▸ TASK PROMPT: Reproduce every line of the material below, but drop the pictures.

▸ ENTRIES PROVIDED:
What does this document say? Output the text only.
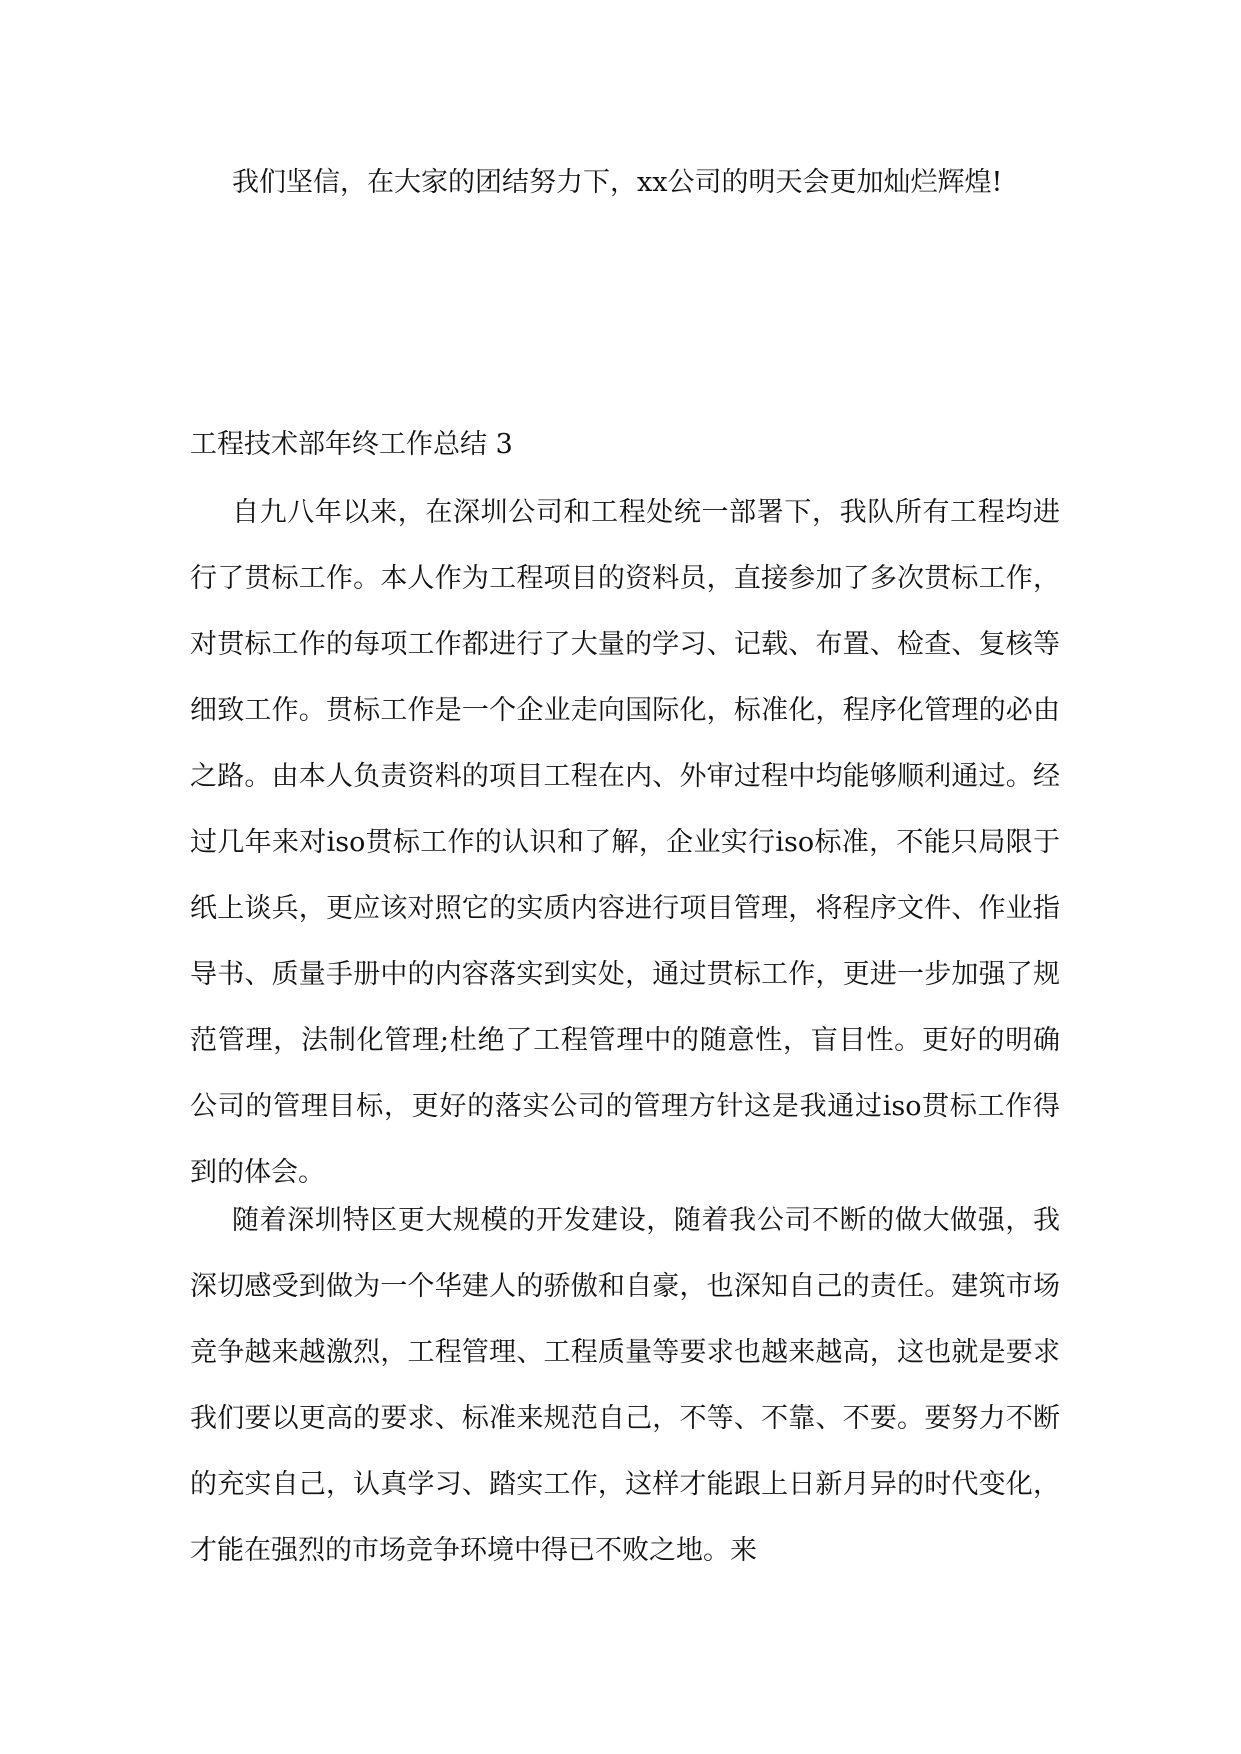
我们坚信，在大家的团结努力下，xx公司的明天会更加灿烂辉煌!

工程技术部年终工作总结 3

自九八年以来，在深圳公司和工程处统一部署下，我队所有工程均进行了贯标工作。本人作为工程项目的资料员，直接参加了多次贯标工作，对贯标工作的每项工作都进行了大量的学习、记载、布置、检查、复核等细致工作。贯标工作是一个企业走向国际化，标准化，程序化管理的必由之路。由本人负责资料的项目工程在内、外审过程中均能够顺利通过。经过几年来对iso贯标工作的认识和了解，企业实行iso标准，不能只局限于纸上谈兵，更应该对照它的实质内容进行项目管理，将程序文件、作业指导书、质量手册中的内容落实到实处，通过贯标工作，更进一步加强了规范管理，法制化管理;杜绝了工程管理中的随意性，盲目性。更好的明确公司的管理目标，更好的落实公司的管理方针这是我通过iso贯标工作得到的体会。

随着深圳特区更大规模的开发建设，随着我公司不断的做大做强，我深切感受到做为一个华建人的骄傲和自豪，也深知自己的责任。建筑市场竞争越来越激烈，工程管理、工程质量等要求也越来越高，这也就是要求我们要以更高的要求、标准来规范自己，不等、不靠、不要。要努力不断的充实自己，认真学习、踏实工作，这样才能跟上日新月异的时代变化，才能在强烈的市场竞争环境中得已不败之地。来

▸ ANSWER TO THIS TASK:
What does this document say? Output the text only.
我们坚信，在大家的团结努力下，xx公司的明天会更加灿烂辉煌!

工程技术部年终工作总结 3

自九八年以来，在深圳公司和工程处统一部署下，我队所有工程均进行了贯标工作。本人作为工程项目的资料员，直接参加了多次贯标工作，对贯标工作的每项工作都进行了大量的学习、记载、布置、检查、复核等细致工作。贯标工作是一个企业走向国际化，标准化，程序化管理的必由之路。由本人负责资料的项目工程在内、外审过程中均能够顺利通过。经过几年来对iso贯标工作的认识和了解，企业实行iso标准，不能只局限于纸上谈兵，更应该对照它的实质内容进行项目管理，将程序文件、作业指导书、质量手册中的内容落实到实处，通过贯标工作，更进一步加强了规范管理，法制化管理;杜绝了工程管理中的随意性，盲目性。更好的明确公司的管理目标，更好的落实公司的管理方针这是我通过iso贯标工作得到的体会。

随着深圳特区更大规模的开发建设，随着我公司不断的做大做强，我深切感受到做为一个华建人的骄傲和自豪，也深知自己的责任。建筑市场竞争越来越激烈，工程管理、工程质量等要求也越来越高，这也就是要求我们要以更高的要求、标准来规范自己，不等、不靠、不要。要努力不断的充实自己，认真学习、踏实工作，这样才能跟上日新月异的时代变化，才能在强烈的市场竞争环境中得已不败之地。来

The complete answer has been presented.